> **AIM**
Copy all records verbatim.

> **DATA SHOWN**

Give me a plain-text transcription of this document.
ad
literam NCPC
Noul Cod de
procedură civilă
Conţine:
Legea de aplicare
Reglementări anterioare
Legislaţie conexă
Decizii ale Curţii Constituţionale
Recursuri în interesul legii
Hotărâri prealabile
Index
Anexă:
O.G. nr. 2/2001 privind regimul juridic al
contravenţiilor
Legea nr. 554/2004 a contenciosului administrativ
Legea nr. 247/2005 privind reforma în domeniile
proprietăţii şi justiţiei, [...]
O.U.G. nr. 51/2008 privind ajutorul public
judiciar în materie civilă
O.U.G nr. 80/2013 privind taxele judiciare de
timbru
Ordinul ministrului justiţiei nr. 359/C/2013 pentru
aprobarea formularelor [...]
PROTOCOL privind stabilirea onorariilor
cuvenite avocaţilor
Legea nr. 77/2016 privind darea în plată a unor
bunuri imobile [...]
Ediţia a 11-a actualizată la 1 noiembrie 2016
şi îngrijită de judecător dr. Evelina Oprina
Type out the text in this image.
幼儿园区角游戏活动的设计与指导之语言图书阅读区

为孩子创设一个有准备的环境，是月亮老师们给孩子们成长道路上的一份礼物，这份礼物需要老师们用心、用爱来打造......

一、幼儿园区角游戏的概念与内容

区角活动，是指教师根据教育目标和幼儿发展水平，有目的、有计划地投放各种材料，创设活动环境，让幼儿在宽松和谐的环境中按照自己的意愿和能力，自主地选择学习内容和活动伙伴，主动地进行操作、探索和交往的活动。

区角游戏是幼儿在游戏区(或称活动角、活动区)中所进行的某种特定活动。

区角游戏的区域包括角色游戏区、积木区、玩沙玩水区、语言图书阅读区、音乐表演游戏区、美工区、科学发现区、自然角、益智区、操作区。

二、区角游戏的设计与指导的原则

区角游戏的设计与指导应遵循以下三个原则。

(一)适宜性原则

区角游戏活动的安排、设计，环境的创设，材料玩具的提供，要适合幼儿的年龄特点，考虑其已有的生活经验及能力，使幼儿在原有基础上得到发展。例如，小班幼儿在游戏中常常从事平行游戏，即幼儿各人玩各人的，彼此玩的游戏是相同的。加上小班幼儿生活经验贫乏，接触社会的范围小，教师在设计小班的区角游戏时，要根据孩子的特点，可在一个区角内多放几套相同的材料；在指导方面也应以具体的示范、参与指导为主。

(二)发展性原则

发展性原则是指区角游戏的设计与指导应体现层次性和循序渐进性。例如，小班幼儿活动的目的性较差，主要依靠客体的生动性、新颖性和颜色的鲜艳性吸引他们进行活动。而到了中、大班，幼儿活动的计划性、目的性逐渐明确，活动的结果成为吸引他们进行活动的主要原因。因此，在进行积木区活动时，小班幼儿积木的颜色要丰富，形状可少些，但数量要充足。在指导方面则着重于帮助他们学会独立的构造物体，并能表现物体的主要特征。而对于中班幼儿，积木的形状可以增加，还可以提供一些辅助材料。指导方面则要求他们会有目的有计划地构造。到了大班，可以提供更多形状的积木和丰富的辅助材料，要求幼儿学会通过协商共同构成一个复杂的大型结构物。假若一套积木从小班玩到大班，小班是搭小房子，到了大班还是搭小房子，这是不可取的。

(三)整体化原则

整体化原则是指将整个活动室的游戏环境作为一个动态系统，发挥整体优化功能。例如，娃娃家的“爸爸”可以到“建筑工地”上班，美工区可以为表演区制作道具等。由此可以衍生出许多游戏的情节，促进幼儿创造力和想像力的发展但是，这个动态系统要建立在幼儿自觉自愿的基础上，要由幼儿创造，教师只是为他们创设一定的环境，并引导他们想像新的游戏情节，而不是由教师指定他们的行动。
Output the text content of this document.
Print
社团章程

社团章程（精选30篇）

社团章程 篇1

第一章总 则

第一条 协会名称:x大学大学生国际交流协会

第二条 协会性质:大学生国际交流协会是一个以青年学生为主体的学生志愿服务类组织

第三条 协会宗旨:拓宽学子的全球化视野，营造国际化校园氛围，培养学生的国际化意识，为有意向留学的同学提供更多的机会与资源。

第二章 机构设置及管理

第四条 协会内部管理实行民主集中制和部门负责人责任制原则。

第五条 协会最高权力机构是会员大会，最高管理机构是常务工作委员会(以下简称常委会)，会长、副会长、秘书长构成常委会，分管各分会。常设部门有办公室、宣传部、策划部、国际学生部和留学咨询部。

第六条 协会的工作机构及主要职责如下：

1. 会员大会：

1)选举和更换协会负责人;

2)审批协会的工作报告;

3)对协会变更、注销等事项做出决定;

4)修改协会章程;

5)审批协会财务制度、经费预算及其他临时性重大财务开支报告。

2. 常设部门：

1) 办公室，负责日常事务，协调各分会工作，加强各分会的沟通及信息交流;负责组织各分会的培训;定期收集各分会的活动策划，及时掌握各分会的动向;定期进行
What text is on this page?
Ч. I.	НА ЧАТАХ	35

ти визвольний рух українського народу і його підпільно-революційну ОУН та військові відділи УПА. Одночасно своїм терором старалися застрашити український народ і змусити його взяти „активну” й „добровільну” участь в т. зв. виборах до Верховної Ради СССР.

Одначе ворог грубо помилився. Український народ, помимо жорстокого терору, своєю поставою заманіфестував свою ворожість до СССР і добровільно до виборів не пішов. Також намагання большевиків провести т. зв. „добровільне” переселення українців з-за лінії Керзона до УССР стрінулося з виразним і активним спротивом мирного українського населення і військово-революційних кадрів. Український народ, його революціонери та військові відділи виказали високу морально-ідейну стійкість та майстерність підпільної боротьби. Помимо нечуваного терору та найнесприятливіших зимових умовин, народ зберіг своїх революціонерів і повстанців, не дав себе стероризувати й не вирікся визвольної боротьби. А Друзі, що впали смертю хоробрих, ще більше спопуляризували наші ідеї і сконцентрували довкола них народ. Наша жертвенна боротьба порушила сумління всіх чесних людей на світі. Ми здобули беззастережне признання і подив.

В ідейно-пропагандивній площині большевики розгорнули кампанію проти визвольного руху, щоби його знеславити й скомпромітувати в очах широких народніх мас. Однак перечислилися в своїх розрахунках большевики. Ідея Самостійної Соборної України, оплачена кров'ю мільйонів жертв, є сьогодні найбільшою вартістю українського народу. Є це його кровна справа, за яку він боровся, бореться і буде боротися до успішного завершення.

> **OUTPUT**
Give me a plain-text transcription of this document.
ad
literam NCPC
Noul Cod de
procedură civilă
Conţine:
Legea de aplicare
Reglementări anterioare
Legislaţie conexă
Decizii ale Curţii Constituţionale
Recursuri în interesul legii
Hotărâri prealabile
Index
Anexă:
O.G. nr. 2/2001 privind regimul juridic al
contravenţiilor
Legea nr. 554/2004 a contenciosului administrativ
Legea nr. 247/2005 privind reforma în domeniile
proprietăţii şi justiţiei, [...]
O.U.G. nr. 51/2008 privind ajutorul public
judiciar în materie civilă
O.U.G nr. 80/2013 privind taxele judiciare de
timbru
Ordinul ministrului justiţiei nr. 359/C/2013 pentru
aprobarea formularelor [...]
PROTOCOL privind stabilirea onorariilor
cuvenite avocaţilor
Legea nr. 77/2016 privind darea în plată a unor
bunuri imobile [...]
Ediţia a 11-a actualizată la 1 noiembrie 2016
şi îngrijită de judecător dr. Evelina Oprina
Type out the text in this image.
幼儿园区角游戏活动的设计与指导之语言图书阅读区

为孩子创设一个有准备的环境，是月亮老师们给孩子们成长道路上的一份礼物，这份礼物需要老师们用心、用爱来打造......

一、幼儿园区角游戏的概念与内容

区角活动，是指教师根据教育目标和幼儿发展水平，有目的、有计划地投放各种材料，创设活动环境，让幼儿在宽松和谐的环境中按照自己的意愿和能力，自主地选择学习内容和活动伙伴，主动地进行操作、探索和交往的活动。

区角游戏是幼儿在游戏区(或称活动角、活动区)中所进行的某种特定活动。

区角游戏的区域包括角色游戏区、积木区、玩沙玩水区、语言图书阅读区、音乐表演游戏区、美工区、科学发现区、自然角、益智区、操作区。

二、区角游戏的设计与指导的原则

区角游戏的设计与指导应遵循以下三个原则。

(一)适宜性原则

区角游戏活动的安排、设计，环境的创设，材料玩具的提供，要适合幼儿的年龄特点，考虑其已有的生活经验及能力，使幼儿在原有基础上得到发展。例如，小班幼儿在游戏中常常从事平行游戏，即幼儿各人玩各人的，彼此玩的游戏是相同的。加上小班幼儿生活经验贫乏，接触社会的范围小，教师在设计小班的区角游戏时，要根据孩子的特点，可在一个区角内多放几套相同的材料；在指导方面也应以具体的示范、参与指导为主。

(二)发展性原则

发展性原则是指区角游戏的设计与指导应体现层次性和循序渐进性。例如，小班幼儿活动的目的性较差，主要依靠客体的生动性、新颖性和颜色的鲜艳性吸引他们进行活动。而到了中、大班，幼儿活动的计划性、目的性逐渐明确，活动的结果成为吸引他们进行活动的主要原因。因此，在进行积木区活动时，小班幼儿积木的颜色要丰富，形状可少些，但数量要充足。在指导方面则着重于帮助他们学会独立的构造物体，并能表现物体的主要特征。而对于中班幼儿，积木的形状可以增加，还可以提供一些辅助材料。指导方面则要求他们会有目的有计划地构造。到了大班，可以提供更多形状的积木和丰富的辅助材料，要求幼儿学会通过协商共同构成一个复杂的大型结构物。假若一套积木从小班玩到大班，小班是搭小房子，到了大班还是搭小房子，这是不可取的。

(三)整体化原则

整体化原则是指将整个活动室的游戏环境作为一个动态系统，发挥整体优化功能。例如，娃娃家的“爸爸”可以到“建筑工地”上班，美工区可以为表演区制作道具等。由此可以衍生出许多游戏的情节，促进幼儿创造力和想像力的发展但是，这个动态系统要建立在幼儿自觉自愿的基础上，要由幼儿创造，教师只是为他们创设一定的环境，并引导他们想像新的游戏情节，而不是由教师指定他们的行动。
Output the text content of this document.
Print
社团章程

社团章程（精选30篇）

社团章程 篇1

第一章总 则

第一条 协会名称:x大学大学生国际交流协会

第二条 协会性质:大学生国际交流协会是一个以青年学生为主体的学生志愿服务类组织

第三条 协会宗旨:拓宽学子的全球化视野，营造国际化校园氛围，培养学生的国际化意识，为有意向留学的同学提供更多的机会与资源。

第二章 机构设置及管理

第四条 协会内部管理实行民主集中制和部门负责人责任制原则。

第五条 协会最高权力机构是会员大会，最高管理机构是常务工作委员会(以下简称常委会)，会长、副会长、秘书长构成常委会，分管各分会。常设部门有办公室、宣传部、策划部、国际学生部和留学咨询部。

第六条 协会的工作机构及主要职责如下：

1. 会员大会：

1)选举和更换协会负责人;

2)审批协会的工作报告;

3)对协会变更、注销等事项做出决定;

4)修改协会章程;

5)审批协会财务制度、经费预算及其他临时性重大财务开支报告。

2. 常设部门：

1) 办公室，负责日常事务，协调各分会工作，加强各分会的沟通及信息交流;负责组织各分会的培训;定期收集各分会的活动策划，及时掌握各分会的动向;定期进行
What text is on this page?
Ч. I.	НА ЧАТАХ	35

ти визвольний рух українського народу і його підпільно-революційну ОУН та військові відділи УПА. Одночасно своїм терором старалися застрашити український народ і змусити його взяти „активну” й „добровільну” участь в т. зв. виборах до Верховної Ради СССР.

Одначе ворог грубо помилився. Український народ, помимо жорстокого терору, своєю поставою заманіфестував свою ворожість до СССР і добровільно до виборів не пішов. Також намагання большевиків провести т. зв. „добровільне” переселення українців з-за лінії Керзона до УССР стрінулося з виразним і активним спротивом мирного українського населення і військово-революційних кадрів. Український народ, його революціонери та військові відділи виказали високу морально-ідейну стійкість та майстерність підпільної боротьби. Помимо нечуваного терору та найнесприятливіших зимових умовин, народ зберіг своїх революціонерів і повстанців, не дав себе стероризувати й не вирікся визвольної боротьби. А Друзі, що впали смертю хоробрих, ще більше спопуляризували наші ідеї і сконцентрували довкола них народ. Наша жертвенна боротьба порушила сумління всіх чесних людей на світі. Ми здобули беззастережне признання і подив.

В ідейно-пропагандивній площині большевики розгорнули кампанію проти визвольного руху, щоби його знеславити й скомпромітувати в очах широких народніх мас. Однак перечислилися в своїх розрахунках большевики. Ідея Самостійної Соборної України, оплачена кров'ю мільйонів жертв, є сьогодні найбільшою вартістю українського народу. Є це його кровна справа, за яку він боровся, бореться і буде боротися до успішного завершення.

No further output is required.